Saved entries
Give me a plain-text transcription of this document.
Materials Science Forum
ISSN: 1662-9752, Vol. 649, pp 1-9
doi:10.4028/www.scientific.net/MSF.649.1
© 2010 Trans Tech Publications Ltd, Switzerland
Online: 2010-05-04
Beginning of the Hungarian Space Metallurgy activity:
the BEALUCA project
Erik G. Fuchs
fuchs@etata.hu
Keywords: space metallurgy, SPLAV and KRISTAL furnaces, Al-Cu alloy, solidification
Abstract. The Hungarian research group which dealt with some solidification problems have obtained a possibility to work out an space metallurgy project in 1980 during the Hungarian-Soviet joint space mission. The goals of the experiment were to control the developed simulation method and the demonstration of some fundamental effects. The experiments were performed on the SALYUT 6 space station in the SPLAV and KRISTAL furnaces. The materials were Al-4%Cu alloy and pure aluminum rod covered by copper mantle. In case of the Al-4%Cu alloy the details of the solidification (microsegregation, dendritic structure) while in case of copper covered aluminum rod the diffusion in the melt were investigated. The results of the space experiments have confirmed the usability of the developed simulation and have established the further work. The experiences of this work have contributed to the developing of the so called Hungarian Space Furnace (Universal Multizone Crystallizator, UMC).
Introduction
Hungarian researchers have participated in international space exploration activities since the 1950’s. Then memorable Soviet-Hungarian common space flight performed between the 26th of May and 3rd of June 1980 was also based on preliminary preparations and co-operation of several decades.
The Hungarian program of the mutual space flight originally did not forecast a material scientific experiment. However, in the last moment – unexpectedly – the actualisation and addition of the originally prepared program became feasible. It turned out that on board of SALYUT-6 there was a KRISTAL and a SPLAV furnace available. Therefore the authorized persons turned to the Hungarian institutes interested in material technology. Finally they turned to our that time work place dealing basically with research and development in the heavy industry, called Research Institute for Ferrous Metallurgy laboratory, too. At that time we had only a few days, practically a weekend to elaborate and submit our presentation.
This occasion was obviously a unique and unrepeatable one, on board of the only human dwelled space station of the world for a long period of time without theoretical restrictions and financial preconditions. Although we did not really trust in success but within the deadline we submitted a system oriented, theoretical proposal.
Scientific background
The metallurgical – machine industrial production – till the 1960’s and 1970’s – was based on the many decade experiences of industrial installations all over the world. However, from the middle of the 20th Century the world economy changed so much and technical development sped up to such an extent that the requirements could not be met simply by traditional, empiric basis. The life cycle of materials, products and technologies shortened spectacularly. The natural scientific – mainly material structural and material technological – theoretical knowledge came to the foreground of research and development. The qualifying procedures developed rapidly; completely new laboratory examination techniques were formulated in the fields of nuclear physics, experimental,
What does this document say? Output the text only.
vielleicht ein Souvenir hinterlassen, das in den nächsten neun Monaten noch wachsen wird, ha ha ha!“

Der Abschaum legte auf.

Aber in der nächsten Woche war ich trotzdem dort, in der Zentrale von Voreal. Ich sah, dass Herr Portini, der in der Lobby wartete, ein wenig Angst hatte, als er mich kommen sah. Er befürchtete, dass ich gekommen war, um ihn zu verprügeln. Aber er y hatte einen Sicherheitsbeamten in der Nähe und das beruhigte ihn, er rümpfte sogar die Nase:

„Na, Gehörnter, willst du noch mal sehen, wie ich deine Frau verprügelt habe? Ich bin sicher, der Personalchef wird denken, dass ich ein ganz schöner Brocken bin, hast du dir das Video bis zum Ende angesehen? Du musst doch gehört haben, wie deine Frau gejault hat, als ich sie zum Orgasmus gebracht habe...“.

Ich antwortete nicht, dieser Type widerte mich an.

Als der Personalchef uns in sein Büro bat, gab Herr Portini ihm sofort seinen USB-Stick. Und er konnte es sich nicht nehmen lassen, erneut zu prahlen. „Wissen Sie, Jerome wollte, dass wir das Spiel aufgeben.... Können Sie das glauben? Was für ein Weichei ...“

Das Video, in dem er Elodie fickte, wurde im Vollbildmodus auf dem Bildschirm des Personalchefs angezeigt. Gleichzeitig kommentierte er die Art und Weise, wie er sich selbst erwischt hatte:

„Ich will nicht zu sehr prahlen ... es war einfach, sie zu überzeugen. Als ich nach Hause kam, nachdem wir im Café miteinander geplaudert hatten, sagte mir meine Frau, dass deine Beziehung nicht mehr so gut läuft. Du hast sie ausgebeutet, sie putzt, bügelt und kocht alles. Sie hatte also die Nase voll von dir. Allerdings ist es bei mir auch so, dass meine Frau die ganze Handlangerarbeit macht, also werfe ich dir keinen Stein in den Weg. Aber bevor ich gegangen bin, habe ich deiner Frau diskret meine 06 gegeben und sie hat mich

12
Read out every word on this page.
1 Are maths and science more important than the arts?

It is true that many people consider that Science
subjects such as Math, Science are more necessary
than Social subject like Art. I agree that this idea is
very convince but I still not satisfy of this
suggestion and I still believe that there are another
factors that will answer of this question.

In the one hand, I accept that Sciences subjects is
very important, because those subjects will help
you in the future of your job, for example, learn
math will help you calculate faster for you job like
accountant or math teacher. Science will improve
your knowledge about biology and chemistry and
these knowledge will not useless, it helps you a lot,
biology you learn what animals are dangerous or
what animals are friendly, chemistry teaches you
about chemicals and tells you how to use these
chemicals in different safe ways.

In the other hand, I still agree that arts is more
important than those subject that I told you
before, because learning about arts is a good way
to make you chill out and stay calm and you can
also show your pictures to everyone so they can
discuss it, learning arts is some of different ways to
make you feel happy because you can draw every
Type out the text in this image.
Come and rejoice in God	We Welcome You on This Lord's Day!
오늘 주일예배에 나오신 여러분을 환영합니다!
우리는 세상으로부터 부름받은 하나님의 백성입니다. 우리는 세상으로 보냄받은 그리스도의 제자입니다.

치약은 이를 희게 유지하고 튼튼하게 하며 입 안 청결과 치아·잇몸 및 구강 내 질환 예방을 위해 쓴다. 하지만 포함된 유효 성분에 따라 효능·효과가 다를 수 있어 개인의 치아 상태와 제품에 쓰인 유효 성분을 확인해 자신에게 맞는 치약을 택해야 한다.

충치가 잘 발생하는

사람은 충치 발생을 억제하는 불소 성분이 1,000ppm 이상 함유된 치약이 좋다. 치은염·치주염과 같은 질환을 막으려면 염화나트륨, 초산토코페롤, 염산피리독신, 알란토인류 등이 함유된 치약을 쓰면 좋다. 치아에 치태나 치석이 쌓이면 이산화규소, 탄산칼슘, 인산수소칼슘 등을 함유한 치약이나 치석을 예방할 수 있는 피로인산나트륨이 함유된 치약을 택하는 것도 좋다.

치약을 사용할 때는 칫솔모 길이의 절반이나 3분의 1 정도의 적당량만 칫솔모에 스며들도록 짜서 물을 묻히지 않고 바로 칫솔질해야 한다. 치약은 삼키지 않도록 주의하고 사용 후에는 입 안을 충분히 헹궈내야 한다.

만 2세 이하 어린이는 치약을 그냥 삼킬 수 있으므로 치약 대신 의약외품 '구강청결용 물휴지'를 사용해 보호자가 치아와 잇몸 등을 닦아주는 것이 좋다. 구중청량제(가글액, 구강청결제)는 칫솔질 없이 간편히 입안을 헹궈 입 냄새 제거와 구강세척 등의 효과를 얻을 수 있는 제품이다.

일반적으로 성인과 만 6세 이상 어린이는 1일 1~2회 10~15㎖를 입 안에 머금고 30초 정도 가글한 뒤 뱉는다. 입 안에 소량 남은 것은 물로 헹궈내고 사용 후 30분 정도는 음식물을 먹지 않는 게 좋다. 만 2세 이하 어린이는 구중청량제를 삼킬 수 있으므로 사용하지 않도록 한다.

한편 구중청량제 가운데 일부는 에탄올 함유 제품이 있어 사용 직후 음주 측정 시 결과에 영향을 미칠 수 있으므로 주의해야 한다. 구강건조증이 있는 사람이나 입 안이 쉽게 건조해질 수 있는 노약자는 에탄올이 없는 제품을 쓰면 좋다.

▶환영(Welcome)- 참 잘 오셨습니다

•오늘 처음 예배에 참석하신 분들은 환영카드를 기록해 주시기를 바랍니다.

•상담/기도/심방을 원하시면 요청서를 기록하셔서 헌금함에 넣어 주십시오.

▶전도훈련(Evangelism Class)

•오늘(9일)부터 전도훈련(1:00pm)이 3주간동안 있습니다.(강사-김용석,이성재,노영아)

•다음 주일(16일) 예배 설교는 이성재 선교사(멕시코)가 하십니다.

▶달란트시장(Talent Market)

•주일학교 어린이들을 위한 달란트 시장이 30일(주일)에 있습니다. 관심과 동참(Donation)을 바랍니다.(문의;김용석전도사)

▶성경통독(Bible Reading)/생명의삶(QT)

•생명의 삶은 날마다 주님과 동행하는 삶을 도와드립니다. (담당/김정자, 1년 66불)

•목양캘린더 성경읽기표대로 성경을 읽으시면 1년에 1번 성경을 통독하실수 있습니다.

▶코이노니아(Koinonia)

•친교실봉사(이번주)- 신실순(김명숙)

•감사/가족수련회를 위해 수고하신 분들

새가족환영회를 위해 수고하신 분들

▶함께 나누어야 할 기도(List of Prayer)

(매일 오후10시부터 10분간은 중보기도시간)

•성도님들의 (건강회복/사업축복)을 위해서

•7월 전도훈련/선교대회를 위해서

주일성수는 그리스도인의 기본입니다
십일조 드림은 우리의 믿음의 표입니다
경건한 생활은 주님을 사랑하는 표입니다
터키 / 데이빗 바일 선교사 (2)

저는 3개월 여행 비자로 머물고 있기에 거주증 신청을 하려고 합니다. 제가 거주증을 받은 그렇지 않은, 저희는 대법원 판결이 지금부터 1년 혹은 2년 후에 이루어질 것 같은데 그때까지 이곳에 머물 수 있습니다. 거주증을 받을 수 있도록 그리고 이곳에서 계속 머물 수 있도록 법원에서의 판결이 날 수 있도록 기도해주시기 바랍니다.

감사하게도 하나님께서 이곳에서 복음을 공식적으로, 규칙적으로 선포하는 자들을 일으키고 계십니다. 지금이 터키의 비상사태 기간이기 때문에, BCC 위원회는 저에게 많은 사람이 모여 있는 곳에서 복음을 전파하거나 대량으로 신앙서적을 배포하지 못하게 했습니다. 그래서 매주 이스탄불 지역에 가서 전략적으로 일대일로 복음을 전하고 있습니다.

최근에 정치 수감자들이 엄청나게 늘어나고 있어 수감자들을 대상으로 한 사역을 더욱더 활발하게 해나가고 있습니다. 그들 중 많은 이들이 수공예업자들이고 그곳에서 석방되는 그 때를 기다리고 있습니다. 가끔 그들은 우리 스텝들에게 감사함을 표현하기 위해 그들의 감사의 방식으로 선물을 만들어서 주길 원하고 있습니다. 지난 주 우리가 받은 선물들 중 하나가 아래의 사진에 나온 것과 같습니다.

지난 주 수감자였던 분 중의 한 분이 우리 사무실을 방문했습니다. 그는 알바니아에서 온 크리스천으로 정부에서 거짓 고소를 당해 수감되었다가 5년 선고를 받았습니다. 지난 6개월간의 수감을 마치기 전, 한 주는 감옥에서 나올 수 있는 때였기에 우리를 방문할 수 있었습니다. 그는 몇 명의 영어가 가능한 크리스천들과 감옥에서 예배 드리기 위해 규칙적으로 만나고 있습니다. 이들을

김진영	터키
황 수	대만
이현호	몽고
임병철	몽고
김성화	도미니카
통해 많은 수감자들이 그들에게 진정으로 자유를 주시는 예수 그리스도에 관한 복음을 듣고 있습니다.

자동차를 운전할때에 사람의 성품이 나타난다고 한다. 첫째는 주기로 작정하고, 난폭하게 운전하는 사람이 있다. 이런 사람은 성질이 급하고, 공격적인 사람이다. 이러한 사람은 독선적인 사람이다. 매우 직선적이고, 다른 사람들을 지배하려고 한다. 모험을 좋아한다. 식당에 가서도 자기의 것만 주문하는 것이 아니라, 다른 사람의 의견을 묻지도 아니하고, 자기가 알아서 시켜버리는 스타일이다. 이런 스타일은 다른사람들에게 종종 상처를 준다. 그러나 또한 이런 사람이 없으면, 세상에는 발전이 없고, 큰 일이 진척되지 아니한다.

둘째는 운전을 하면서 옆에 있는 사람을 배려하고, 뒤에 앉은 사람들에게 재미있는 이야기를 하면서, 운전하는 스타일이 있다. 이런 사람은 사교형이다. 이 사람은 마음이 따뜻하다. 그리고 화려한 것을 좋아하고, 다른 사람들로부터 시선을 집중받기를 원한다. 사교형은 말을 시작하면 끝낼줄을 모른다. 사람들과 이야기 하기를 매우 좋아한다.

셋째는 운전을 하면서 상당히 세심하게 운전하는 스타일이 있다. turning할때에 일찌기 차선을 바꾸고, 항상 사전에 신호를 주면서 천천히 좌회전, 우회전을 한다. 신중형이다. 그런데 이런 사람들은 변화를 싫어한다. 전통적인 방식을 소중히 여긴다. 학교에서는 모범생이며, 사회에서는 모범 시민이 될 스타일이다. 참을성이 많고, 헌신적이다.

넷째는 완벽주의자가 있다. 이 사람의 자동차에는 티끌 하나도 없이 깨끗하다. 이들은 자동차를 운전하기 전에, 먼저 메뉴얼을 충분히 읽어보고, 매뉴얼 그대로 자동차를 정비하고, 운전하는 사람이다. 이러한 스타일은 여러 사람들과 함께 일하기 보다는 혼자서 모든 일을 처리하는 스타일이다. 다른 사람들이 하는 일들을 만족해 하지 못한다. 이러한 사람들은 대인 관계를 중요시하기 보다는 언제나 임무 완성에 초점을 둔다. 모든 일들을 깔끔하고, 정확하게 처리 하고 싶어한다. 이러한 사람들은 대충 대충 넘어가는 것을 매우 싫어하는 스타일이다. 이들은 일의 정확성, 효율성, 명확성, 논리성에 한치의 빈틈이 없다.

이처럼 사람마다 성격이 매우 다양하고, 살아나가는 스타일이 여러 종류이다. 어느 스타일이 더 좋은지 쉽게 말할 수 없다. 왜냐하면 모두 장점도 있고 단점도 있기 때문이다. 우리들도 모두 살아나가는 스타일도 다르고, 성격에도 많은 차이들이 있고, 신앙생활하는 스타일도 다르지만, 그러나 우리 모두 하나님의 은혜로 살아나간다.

> _Aim of the exercise_
Locate all lines in the listing above with the word "ways". Copy them.

> _Written solution_
chemicals in different safe ways.
discuss it, learning arts is some of different ways to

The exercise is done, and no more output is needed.